__Written exercise__:
Repeat the lines of the listing word for word, starting at the line that contains "candle-body <box>114 77 121 91</box>" and ending after the line that contains "candle-body <box>466 41 474 51</box>".

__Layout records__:
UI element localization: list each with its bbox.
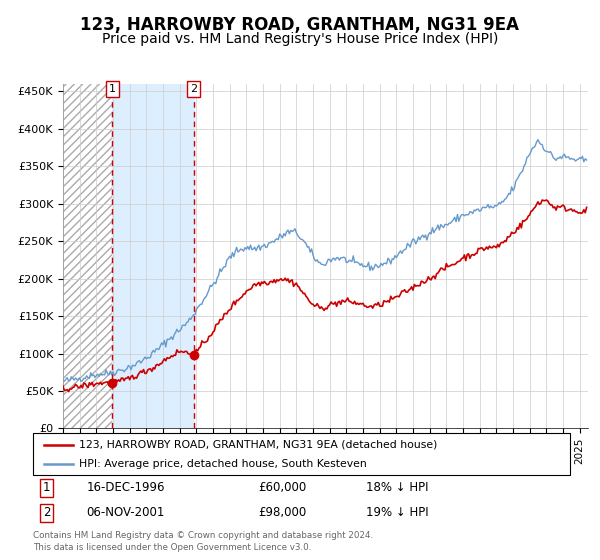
Text: 1: 1 xyxy=(43,482,50,494)
FancyBboxPatch shape xyxy=(33,433,570,475)
Text: £98,000: £98,000 xyxy=(259,506,307,519)
Text: 19% ↓ HPI: 19% ↓ HPI xyxy=(366,506,428,519)
Text: 1: 1 xyxy=(109,84,116,94)
Text: Price paid vs. HM Land Registry's House Price Index (HPI): Price paid vs. HM Land Registry's House … xyxy=(102,32,498,46)
Text: Contains HM Land Registry data © Crown copyright and database right 2024.: Contains HM Land Registry data © Crown c… xyxy=(33,531,373,540)
Text: 06-NOV-2001: 06-NOV-2001 xyxy=(87,506,165,519)
Bar xyxy=(63,84,112,428)
Text: 2: 2 xyxy=(190,84,197,94)
Text: 2: 2 xyxy=(43,506,50,519)
Text: 16-DEC-1996: 16-DEC-1996 xyxy=(87,482,165,494)
Bar xyxy=(112,84,194,428)
Text: £60,000: £60,000 xyxy=(259,482,307,494)
Text: HPI: Average price, detached house, South Kesteven: HPI: Average price, detached house, Sout… xyxy=(79,459,367,469)
Text: 123, HARROWBY ROAD, GRANTHAM, NG31 9EA (detached house): 123, HARROWBY ROAD, GRANTHAM, NG31 9EA (… xyxy=(79,440,437,450)
Text: This data is licensed under the Open Government Licence v3.0.: This data is licensed under the Open Gov… xyxy=(33,543,311,552)
Text: 123, HARROWBY ROAD, GRANTHAM, NG31 9EA: 123, HARROWBY ROAD, GRANTHAM, NG31 9EA xyxy=(80,16,520,34)
Text: 18% ↓ HPI: 18% ↓ HPI xyxy=(366,482,428,494)
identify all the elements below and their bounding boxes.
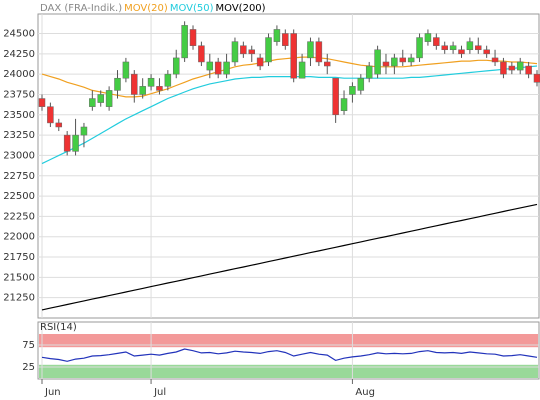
candle-body <box>114 77 121 91</box>
y-tick-label: 21500 <box>3 272 35 283</box>
candle-body <box>63 134 71 152</box>
candle-body <box>122 61 130 79</box>
candle-body <box>181 25 188 59</box>
candle-body <box>206 61 214 71</box>
candle-body <box>365 65 373 79</box>
candle-body <box>307 41 314 59</box>
candle-body <box>38 98 46 107</box>
candle-body <box>89 98 96 107</box>
legend-entry: MOV(200) <box>216 3 266 14</box>
candle-body <box>466 41 474 51</box>
candle-body <box>508 65 516 71</box>
candle-body <box>80 126 88 136</box>
candle-body <box>139 86 146 95</box>
candle-body <box>424 33 432 42</box>
y-tick-label: 22250 <box>3 211 35 222</box>
candle-body <box>55 122 63 128</box>
candle-body <box>47 106 54 124</box>
candle-body <box>458 49 465 55</box>
y-tick-label: 23000 <box>3 150 35 161</box>
y-tick-label: 24250 <box>3 49 35 60</box>
y-tick-label: 25 <box>22 362 35 373</box>
candle-body <box>231 41 239 63</box>
candle-body <box>349 86 356 95</box>
moving-average <box>41 56 538 98</box>
y-tick-label: 21250 <box>3 293 35 304</box>
y-tick-label: 75 <box>22 340 35 351</box>
candle-body <box>357 77 365 91</box>
candle-body <box>298 61 306 79</box>
candle-body <box>483 49 490 55</box>
candle-body <box>256 57 264 67</box>
candle-body <box>475 45 482 51</box>
candle-body <box>72 134 79 152</box>
candle-body <box>399 57 407 63</box>
x-tick-label: Aug <box>355 387 375 398</box>
candle-body <box>516 61 524 71</box>
candle-body <box>156 86 163 91</box>
y-tick-label: 21750 <box>3 252 35 263</box>
candle-body <box>449 45 457 51</box>
x-tick-label: Jun <box>44 387 61 398</box>
candle-body <box>332 77 339 116</box>
x-tick-label: Jul <box>153 387 166 398</box>
candle-body <box>315 41 323 63</box>
candle-body <box>240 45 247 55</box>
rsi-band <box>39 334 538 348</box>
candle-body <box>324 61 331 67</box>
legend-entry: DAX (FRA-Indik.) <box>40 3 122 14</box>
candle-body <box>147 77 155 87</box>
candle-body <box>500 61 507 75</box>
legend: DAX (FRA-Indik.) MOV(20) MOV(50) MOV(200) <box>40 3 266 14</box>
candle-body <box>273 29 281 42</box>
y-tick-label: 23250 <box>3 130 35 141</box>
candle-body <box>441 45 448 51</box>
candle-body <box>416 37 423 59</box>
candle-body <box>172 57 180 75</box>
y-tick-label: 22000 <box>3 232 35 243</box>
y-tick-label: 22750 <box>3 171 35 182</box>
candle-body <box>340 98 348 111</box>
candle-body <box>491 57 499 63</box>
legend-entry: MOV(50) <box>170 3 214 14</box>
legend-entry: MOV(20) <box>124 3 168 14</box>
rsi-band <box>39 364 538 378</box>
moving-average <box>41 65 538 165</box>
price-panel <box>37 13 540 319</box>
rsi-line <box>41 348 538 362</box>
candle-body <box>433 37 440 46</box>
candle-body <box>265 37 272 63</box>
candle-body <box>533 73 540 83</box>
candle-body <box>164 73 172 87</box>
candle-body <box>525 65 532 75</box>
y-tick-label: 24000 <box>3 69 35 80</box>
candle-body <box>382 61 390 67</box>
candle-body <box>97 94 104 103</box>
y-tick-label: 24500 <box>3 29 35 40</box>
candle-body <box>105 90 113 107</box>
candle-body <box>407 57 415 63</box>
rsi-title: RSI(14) <box>40 322 77 333</box>
y-tick-label: 23500 <box>3 110 35 121</box>
candle-body <box>248 49 255 55</box>
candle-body <box>223 61 230 75</box>
candle-body <box>391 57 398 67</box>
y-tick-label: 22500 <box>3 191 35 202</box>
candle-body <box>290 33 297 79</box>
candle-body <box>282 33 289 46</box>
candle-body <box>214 61 222 75</box>
candle-body <box>131 73 138 95</box>
candle-body <box>189 29 197 46</box>
candle-body <box>198 45 205 63</box>
y-tick-label: 23750 <box>3 89 35 100</box>
candle-body <box>374 49 381 75</box>
moving-average <box>41 203 538 311</box>
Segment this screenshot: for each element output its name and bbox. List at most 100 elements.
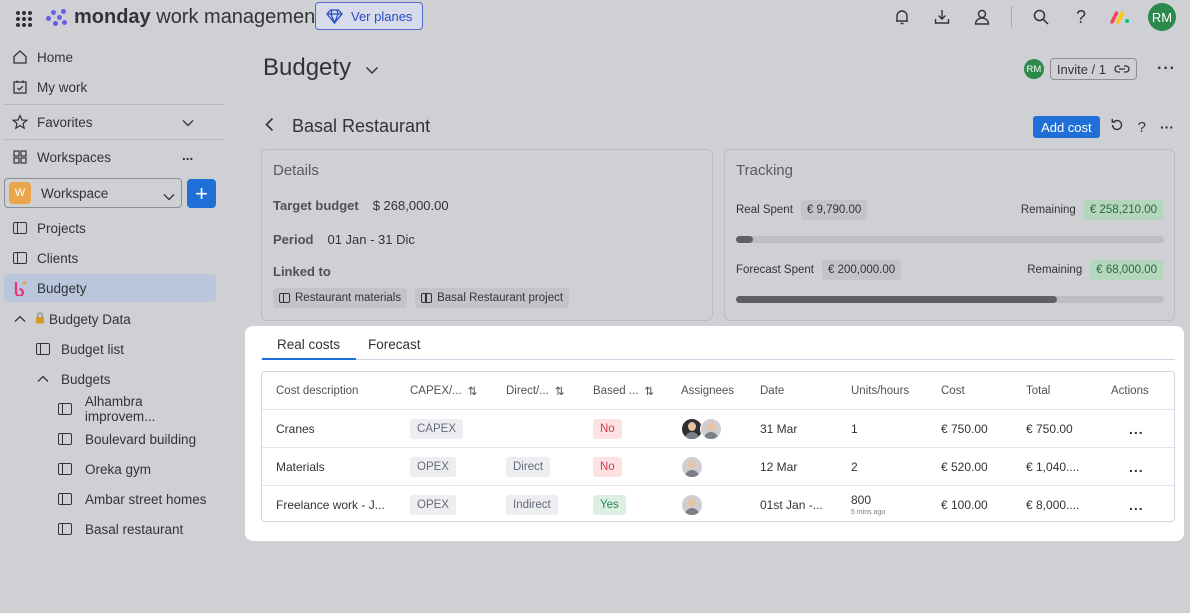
workspaces-icon — [12, 149, 28, 165]
add-cost-button[interactable]: Add cost — [1033, 116, 1100, 138]
workspace-selector[interactable]: W Workspace — [4, 178, 182, 208]
sidebar-item-budget[interactable]: Boulevard building — [4, 425, 216, 453]
direct-cell: Direct — [506, 448, 551, 485]
column-header[interactable]: CAPEX/... ⇅ — [410, 384, 478, 398]
sidebar-item-budget[interactable]: Ambar street homes — [4, 485, 216, 513]
back-chevron-icon[interactable] — [265, 116, 274, 137]
see-plans-button[interactable]: Ver planes — [315, 2, 424, 30]
units-cell: 800 5 mins ago — [851, 493, 886, 516]
chevron-up-icon[interactable] — [12, 311, 28, 327]
assignees-cell[interactable] — [681, 410, 722, 447]
board-icon — [57, 491, 73, 507]
invite-button[interactable]: Invite / 1 — [1049, 58, 1138, 80]
more-icon[interactable]: ··· — [1157, 60, 1176, 77]
based-cell: No — [593, 410, 622, 447]
tab-forecast[interactable]: Forecast — [368, 337, 421, 352]
sidebar-item-projects[interactable]: Projects — [4, 214, 216, 242]
refresh-icon[interactable] — [1110, 118, 1124, 137]
sidebar-item-home[interactable]: Home — [4, 43, 216, 71]
brand-logo[interactable]: monday work management — [46, 6, 321, 29]
board-icon — [12, 220, 28, 236]
sidebar-item-budgets[interactable]: Budgets — [4, 365, 216, 393]
cost-description: Materials — [276, 459, 325, 474]
table-row[interactable]: Freelance work - J... OPEX Indirect Yes … — [262, 486, 1174, 524]
board-icon — [57, 521, 73, 537]
column-header[interactable]: Date — [760, 384, 785, 397]
page-title[interactable]: Budgety — [263, 54, 379, 82]
chevron-down-icon[interactable] — [365, 54, 379, 82]
date-cell: 31 Mar — [760, 421, 798, 436]
chevron-up-icon[interactable] — [35, 371, 51, 387]
sidebar-item-budgety[interactable]: Budgety — [4, 274, 216, 302]
bell-icon[interactable] — [891, 6, 913, 28]
cost-cell: € 750.00 — [941, 421, 988, 436]
budget-actions: Add cost ? ··· — [1033, 116, 1174, 138]
star-icon — [12, 114, 28, 130]
search-icon[interactable] — [1030, 6, 1052, 28]
target-budget-row: Target budget $ 268,000.00 — [273, 198, 449, 213]
column-header[interactable]: Cost — [941, 384, 965, 397]
top-bar: monday work management Ver planes ? RM — [0, 0, 1190, 38]
chevron-down-icon[interactable] — [182, 115, 194, 130]
row-actions-icon[interactable]: ... — [1129, 458, 1144, 475]
based-cell: Yes — [593, 486, 626, 523]
tab-real-costs[interactable]: Real costs — [261, 337, 357, 360]
assignees-cell[interactable] — [681, 486, 703, 523]
plus-icon: + — [195, 180, 208, 206]
sidebar-item-workspaces[interactable]: Workspaces ... — [4, 143, 216, 171]
sidebar-item-my-work[interactable]: My work — [4, 73, 216, 101]
sort-icon[interactable]: ⇅ — [467, 385, 478, 398]
person-icon[interactable] — [971, 6, 993, 28]
help-icon[interactable]: ? — [1075, 6, 1086, 27]
avatar[interactable]: RM — [1023, 59, 1044, 79]
tracking-card: Tracking Real Spent € 9,790.00 Remaining… — [724, 149, 1175, 321]
table-row[interactable]: Cranes CAPEX No 31 Mar 1 € 750.00 € 750.… — [262, 410, 1174, 448]
apps-grid-icon[interactable] — [16, 11, 32, 27]
sidebar-item-budget-list[interactable]: Budget list — [4, 335, 216, 363]
costs-table: Cost description CAPEX/... ⇅ Direct/... ⇅ … — [261, 371, 1175, 522]
sidebar-item-favorites[interactable]: Favorites — [4, 108, 216, 136]
budgety-app-icon — [12, 280, 28, 296]
column-header[interactable]: Units/hours — [851, 384, 910, 397]
sidebar-item-budget[interactable]: Basal restaurant — [4, 515, 216, 543]
sort-icon[interactable]: ⇅ — [644, 385, 655, 398]
forecast-remaining: Remaining € 68,000.00 — [1027, 260, 1163, 280]
linked-board-chip[interactable]: Basal Restaurant project — [415, 288, 570, 308]
row-actions-icon[interactable]: ... — [1129, 420, 1144, 437]
total-cell: € 8,000.... — [1026, 497, 1080, 512]
sidebar-item-budget[interactable]: Alhambra improvem... — [4, 394, 216, 424]
user-avatar[interactable]: RM — [1148, 3, 1176, 31]
board-icon — [279, 293, 290, 303]
cost-description: Freelance work - J... — [276, 497, 385, 512]
column-header[interactable]: Direct/... ⇅ — [506, 384, 565, 398]
budget-title: Basal Restaurant — [292, 116, 431, 136]
column-header[interactable]: Based ... ⇅ — [593, 384, 655, 398]
cost-cell: € 520.00 — [941, 459, 988, 474]
board-icon — [57, 401, 73, 417]
linked-board-chip[interactable]: Restaurant materials — [273, 288, 408, 308]
sort-icon[interactable]: ⇅ — [554, 385, 565, 398]
download-icon[interactable] — [931, 6, 953, 28]
date-cell: 01st Jan -... — [760, 497, 823, 512]
more-icon[interactable]: ··· — [1160, 119, 1174, 135]
avatar — [681, 455, 703, 478]
title-actions: RM Invite / 1 ··· — [1023, 58, 1176, 80]
sidebar-item-budgety-data[interactable]: Budgety Data — [4, 305, 216, 333]
column-header[interactable]: Cost description — [276, 384, 359, 397]
capex-cell: OPEX — [410, 448, 456, 485]
workspaces-more-icon[interactable]: ... — [182, 148, 194, 163]
column-header[interactable]: Actions — [1111, 384, 1149, 397]
divider — [1011, 6, 1012, 28]
column-header[interactable]: Total — [1026, 384, 1051, 397]
help-icon[interactable]: ? — [1137, 118, 1146, 136]
capex-cell: CAPEX — [410, 410, 463, 447]
assignees-cell[interactable] — [681, 448, 703, 485]
sidebar-item-clients[interactable]: Clients — [4, 244, 216, 272]
column-header[interactable]: Assignees — [681, 384, 735, 397]
progress-fill — [736, 296, 1057, 303]
last-updated: 5 mins ago — [851, 509, 886, 516]
table-row[interactable]: Materials OPEX Direct No 12 Mar 2 € 520.… — [262, 448, 1174, 486]
row-actions-icon[interactable]: ... — [1129, 496, 1144, 513]
add-workspace-button[interactable]: + — [187, 179, 216, 208]
sidebar-item-budget[interactable]: Oreka gym — [4, 455, 216, 483]
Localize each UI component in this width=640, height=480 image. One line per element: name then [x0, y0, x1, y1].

__Answer to the task__:
candle-body <box>114 77 121 91</box>
y-tick-label: 21500 <box>3 272 35 283</box>
candle-body <box>63 134 71 152</box>
candle-body <box>122 61 130 79</box>
candle-body <box>181 25 188 59</box>
candle-body <box>206 61 214 71</box>
candle-body <box>365 65 373 79</box>
candle-body <box>307 41 314 59</box>
candle-body <box>38 98 46 107</box>
candle-body <box>89 98 96 107</box>
legend-entry: MOV(200) <box>216 3 266 14</box>
candle-body <box>466 41 474 51</box>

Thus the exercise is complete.